Items from a data source
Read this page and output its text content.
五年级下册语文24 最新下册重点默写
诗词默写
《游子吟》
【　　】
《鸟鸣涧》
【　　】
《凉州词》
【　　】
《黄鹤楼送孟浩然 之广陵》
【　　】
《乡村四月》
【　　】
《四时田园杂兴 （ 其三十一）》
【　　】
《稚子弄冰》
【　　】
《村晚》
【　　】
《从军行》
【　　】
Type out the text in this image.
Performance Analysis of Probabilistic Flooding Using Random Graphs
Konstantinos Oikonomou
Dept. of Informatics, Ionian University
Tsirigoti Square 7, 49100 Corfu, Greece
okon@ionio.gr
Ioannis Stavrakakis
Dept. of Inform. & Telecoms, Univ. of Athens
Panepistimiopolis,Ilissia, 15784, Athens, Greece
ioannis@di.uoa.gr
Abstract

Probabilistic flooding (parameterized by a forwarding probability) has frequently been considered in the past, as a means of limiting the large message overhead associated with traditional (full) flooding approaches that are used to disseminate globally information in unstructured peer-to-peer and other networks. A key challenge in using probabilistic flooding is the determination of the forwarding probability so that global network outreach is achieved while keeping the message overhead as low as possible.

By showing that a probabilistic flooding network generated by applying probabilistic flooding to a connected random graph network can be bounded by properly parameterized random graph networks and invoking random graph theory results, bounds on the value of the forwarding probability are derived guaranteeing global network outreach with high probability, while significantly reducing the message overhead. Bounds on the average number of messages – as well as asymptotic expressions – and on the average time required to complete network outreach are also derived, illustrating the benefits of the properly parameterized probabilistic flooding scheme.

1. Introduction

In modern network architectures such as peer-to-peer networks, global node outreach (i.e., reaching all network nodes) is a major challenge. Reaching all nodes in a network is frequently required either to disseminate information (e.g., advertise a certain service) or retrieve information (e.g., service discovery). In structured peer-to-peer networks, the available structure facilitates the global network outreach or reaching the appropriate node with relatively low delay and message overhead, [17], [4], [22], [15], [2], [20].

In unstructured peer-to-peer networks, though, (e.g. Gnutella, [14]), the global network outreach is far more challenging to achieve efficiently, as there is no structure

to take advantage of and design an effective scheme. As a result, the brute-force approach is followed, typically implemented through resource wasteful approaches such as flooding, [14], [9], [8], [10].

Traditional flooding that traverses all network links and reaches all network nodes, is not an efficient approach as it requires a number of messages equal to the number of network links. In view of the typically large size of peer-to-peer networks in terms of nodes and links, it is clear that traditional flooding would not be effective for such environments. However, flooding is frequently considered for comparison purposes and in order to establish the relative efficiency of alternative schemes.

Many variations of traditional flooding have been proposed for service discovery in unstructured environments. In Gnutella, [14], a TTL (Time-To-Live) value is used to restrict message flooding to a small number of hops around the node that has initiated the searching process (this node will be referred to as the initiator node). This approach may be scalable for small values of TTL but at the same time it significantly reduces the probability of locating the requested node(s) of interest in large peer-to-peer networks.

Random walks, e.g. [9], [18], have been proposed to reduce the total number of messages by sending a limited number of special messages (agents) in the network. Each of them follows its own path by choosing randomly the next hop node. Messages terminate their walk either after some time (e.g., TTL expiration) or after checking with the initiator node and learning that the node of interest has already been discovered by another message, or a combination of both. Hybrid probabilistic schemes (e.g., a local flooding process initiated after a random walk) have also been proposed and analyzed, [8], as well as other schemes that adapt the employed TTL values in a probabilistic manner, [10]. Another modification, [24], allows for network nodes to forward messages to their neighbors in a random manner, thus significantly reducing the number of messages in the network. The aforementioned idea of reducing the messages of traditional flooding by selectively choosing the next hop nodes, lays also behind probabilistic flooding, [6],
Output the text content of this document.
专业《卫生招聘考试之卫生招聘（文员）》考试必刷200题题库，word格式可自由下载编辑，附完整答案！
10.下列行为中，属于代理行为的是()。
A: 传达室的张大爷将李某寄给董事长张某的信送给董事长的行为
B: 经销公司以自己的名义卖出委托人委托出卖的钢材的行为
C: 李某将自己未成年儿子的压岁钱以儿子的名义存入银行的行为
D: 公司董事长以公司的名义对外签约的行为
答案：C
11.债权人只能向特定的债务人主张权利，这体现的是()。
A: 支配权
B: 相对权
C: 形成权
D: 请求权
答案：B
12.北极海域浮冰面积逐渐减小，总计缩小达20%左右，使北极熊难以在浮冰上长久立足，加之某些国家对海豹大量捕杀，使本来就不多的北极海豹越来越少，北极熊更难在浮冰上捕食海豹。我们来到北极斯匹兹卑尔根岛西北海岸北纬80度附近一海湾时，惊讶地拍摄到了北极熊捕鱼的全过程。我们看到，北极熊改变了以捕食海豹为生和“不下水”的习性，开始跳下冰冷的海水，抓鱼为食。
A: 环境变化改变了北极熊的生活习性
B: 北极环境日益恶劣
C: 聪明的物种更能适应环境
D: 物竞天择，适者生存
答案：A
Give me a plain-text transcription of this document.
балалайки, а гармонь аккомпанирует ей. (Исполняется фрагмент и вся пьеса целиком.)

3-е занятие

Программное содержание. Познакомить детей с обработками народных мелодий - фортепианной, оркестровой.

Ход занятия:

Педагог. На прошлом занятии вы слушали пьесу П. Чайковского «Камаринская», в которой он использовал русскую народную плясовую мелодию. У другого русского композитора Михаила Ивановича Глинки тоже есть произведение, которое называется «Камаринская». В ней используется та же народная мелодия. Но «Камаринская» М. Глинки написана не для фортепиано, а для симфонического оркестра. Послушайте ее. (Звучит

### [Problem to work on]
Say the number of lines in the listing that hold "Greece", with no added words.

### [Response to this task]
2